> **PROVIDED RECORDS**
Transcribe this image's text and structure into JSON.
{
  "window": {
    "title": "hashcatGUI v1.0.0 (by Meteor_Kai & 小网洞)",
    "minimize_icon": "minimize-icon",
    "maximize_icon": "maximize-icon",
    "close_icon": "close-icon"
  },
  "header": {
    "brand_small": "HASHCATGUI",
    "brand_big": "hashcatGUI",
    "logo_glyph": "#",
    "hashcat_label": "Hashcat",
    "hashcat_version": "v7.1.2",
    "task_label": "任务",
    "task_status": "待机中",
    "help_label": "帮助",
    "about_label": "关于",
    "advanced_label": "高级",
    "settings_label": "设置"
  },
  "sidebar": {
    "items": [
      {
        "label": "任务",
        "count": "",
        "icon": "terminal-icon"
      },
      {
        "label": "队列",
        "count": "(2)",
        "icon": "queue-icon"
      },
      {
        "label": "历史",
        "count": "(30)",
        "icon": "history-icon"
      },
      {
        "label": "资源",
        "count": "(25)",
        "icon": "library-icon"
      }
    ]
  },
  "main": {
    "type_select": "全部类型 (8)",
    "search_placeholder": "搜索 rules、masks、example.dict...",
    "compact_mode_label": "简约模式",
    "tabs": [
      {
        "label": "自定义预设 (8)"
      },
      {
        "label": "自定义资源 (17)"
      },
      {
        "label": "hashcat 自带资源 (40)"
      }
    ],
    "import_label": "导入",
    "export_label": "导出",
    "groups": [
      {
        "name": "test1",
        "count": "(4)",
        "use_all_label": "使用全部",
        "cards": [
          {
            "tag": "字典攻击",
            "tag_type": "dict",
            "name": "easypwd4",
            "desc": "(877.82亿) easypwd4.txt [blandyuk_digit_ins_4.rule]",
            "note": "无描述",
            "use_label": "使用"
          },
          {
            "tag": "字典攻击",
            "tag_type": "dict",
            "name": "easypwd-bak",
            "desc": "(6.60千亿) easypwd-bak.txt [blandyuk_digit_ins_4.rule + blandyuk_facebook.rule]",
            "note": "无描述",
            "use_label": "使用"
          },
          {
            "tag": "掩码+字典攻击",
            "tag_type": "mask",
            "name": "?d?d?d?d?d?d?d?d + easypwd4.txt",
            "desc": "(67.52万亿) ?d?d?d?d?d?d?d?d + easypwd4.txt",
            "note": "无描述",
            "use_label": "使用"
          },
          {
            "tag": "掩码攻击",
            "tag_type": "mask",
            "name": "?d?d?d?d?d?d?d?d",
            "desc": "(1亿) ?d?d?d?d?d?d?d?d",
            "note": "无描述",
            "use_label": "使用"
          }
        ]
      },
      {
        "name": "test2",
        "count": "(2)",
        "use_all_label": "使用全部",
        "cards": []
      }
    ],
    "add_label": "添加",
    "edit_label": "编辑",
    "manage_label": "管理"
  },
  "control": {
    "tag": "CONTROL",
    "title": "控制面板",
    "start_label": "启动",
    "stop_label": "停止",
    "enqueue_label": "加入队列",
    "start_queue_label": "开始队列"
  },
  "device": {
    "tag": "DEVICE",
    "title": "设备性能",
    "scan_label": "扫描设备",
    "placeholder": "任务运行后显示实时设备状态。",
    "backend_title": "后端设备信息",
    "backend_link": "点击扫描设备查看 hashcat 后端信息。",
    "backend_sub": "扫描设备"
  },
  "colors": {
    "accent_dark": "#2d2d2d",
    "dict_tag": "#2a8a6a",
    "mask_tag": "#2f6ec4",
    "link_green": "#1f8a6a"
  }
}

...

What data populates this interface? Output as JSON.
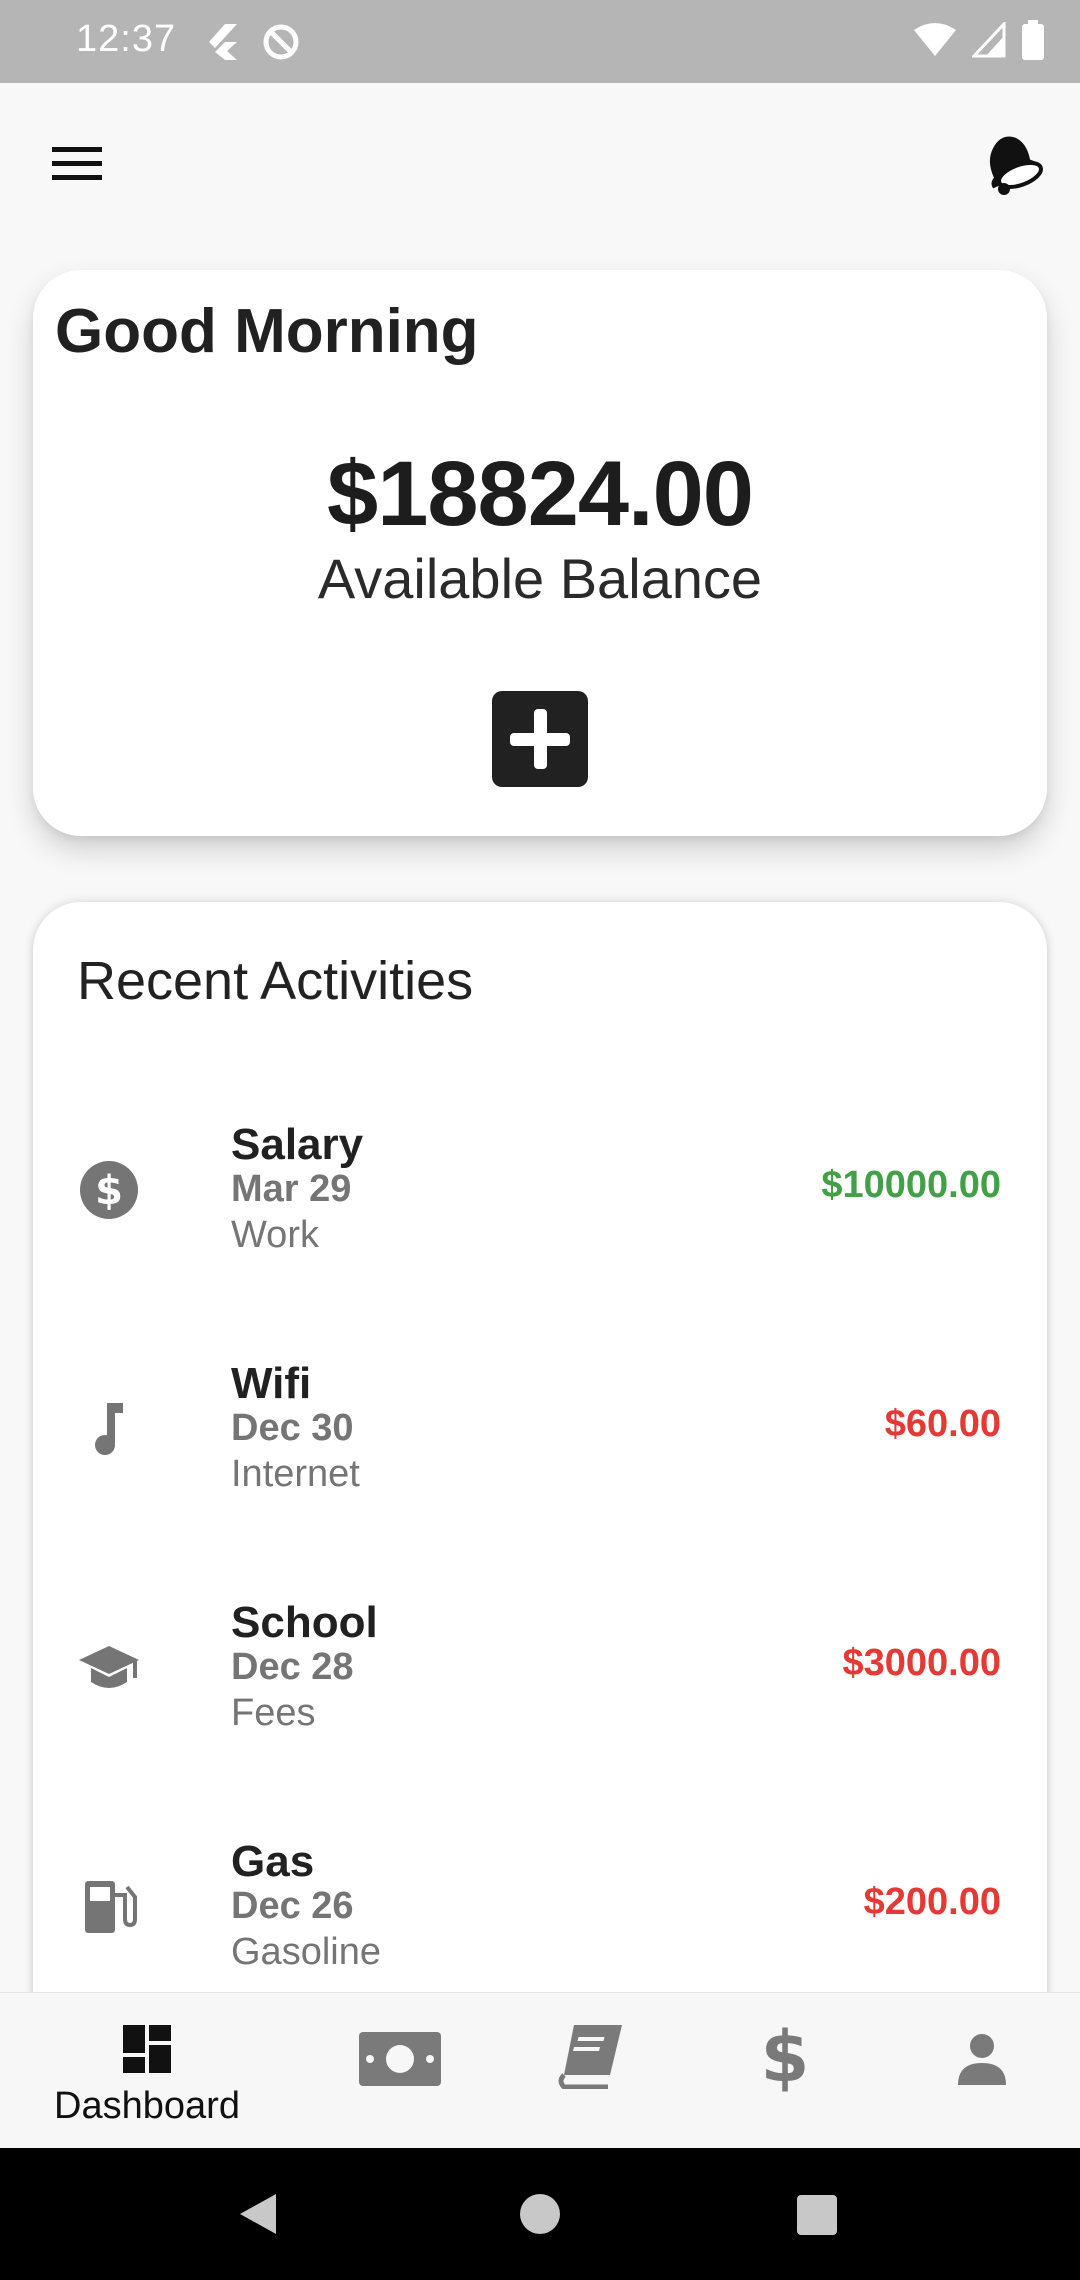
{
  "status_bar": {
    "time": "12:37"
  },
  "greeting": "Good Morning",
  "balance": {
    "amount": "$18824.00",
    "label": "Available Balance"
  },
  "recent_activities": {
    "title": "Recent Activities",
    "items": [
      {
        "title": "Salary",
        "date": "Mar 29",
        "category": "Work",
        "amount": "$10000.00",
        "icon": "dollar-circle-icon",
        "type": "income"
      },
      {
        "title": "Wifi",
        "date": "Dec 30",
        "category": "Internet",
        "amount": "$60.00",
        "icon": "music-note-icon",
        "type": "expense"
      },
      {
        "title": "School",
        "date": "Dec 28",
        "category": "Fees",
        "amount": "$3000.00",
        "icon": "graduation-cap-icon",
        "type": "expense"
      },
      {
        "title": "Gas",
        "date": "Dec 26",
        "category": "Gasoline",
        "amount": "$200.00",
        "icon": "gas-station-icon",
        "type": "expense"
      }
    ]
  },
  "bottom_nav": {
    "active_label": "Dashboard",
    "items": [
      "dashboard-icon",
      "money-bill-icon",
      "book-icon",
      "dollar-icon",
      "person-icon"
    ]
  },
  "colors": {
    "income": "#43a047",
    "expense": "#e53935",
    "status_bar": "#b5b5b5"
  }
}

--

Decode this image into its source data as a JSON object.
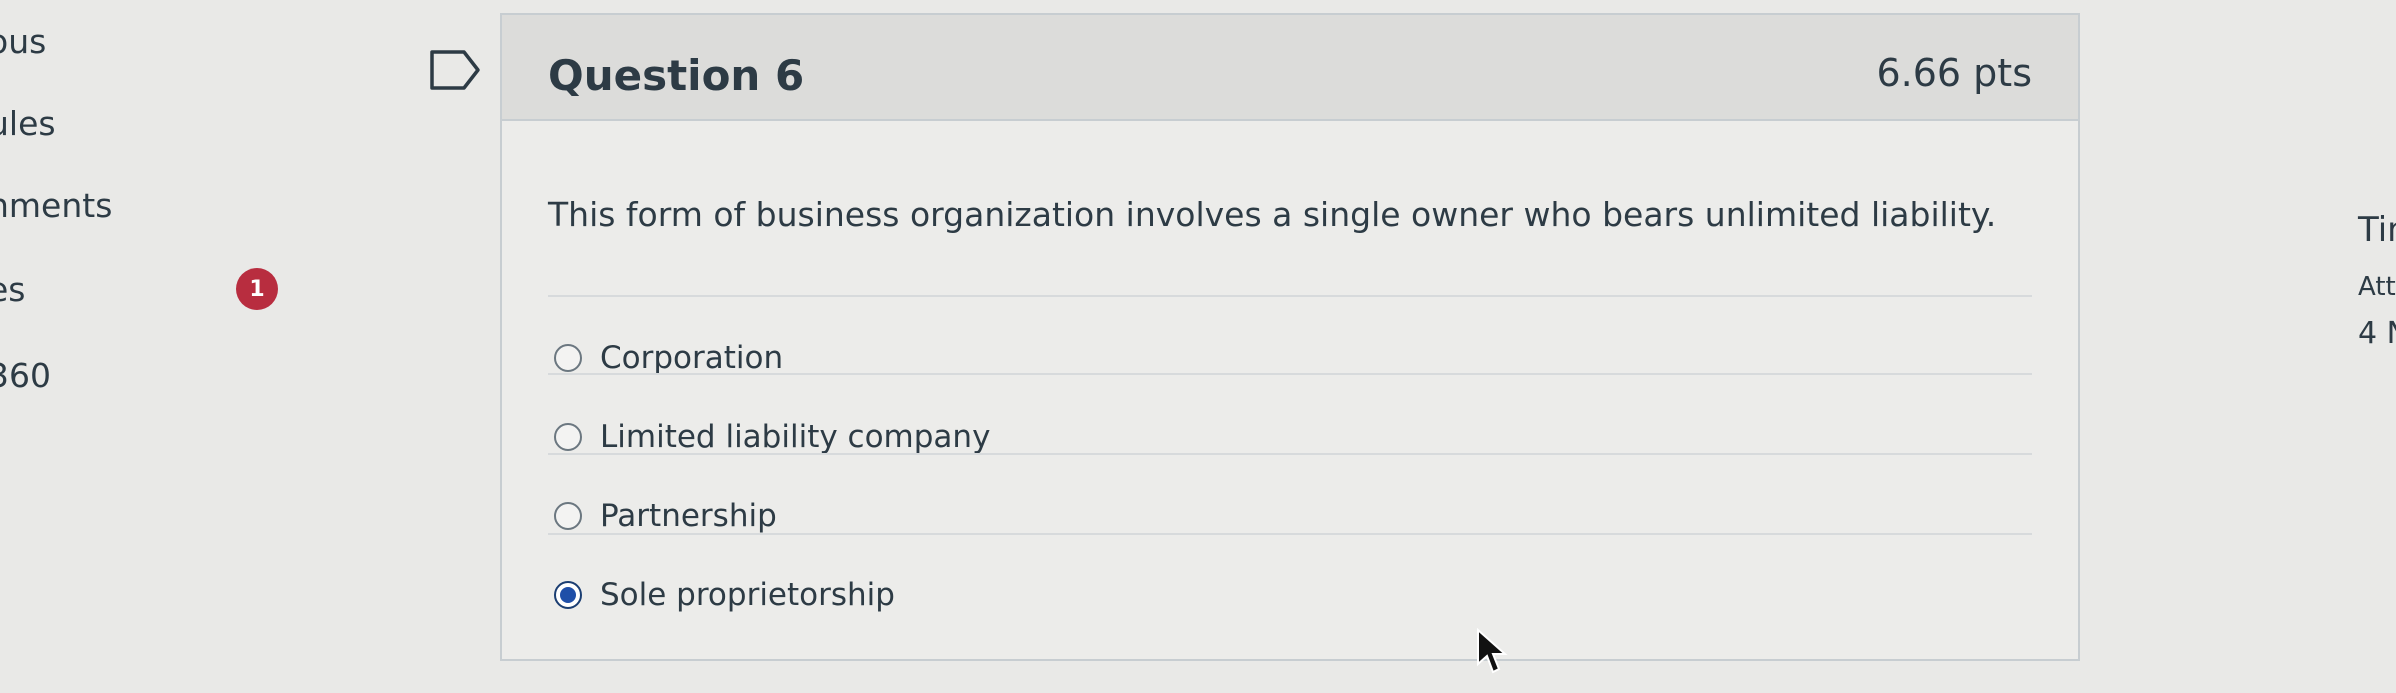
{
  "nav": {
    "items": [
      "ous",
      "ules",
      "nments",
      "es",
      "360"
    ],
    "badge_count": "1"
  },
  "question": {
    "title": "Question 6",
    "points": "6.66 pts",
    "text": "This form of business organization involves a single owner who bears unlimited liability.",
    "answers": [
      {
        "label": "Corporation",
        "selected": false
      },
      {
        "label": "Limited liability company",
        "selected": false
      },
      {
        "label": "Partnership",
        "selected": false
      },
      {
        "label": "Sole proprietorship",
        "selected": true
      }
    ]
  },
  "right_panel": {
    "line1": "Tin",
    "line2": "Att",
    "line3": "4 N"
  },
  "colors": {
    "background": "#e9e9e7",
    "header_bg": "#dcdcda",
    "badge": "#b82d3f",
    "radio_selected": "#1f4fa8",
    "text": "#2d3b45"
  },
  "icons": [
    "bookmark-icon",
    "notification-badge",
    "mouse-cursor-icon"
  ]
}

> **WORK TO BE COMPLETED**
Give only the number of lines in the records that include the word "liability".

> **RESULT FOR THIS TASK**
2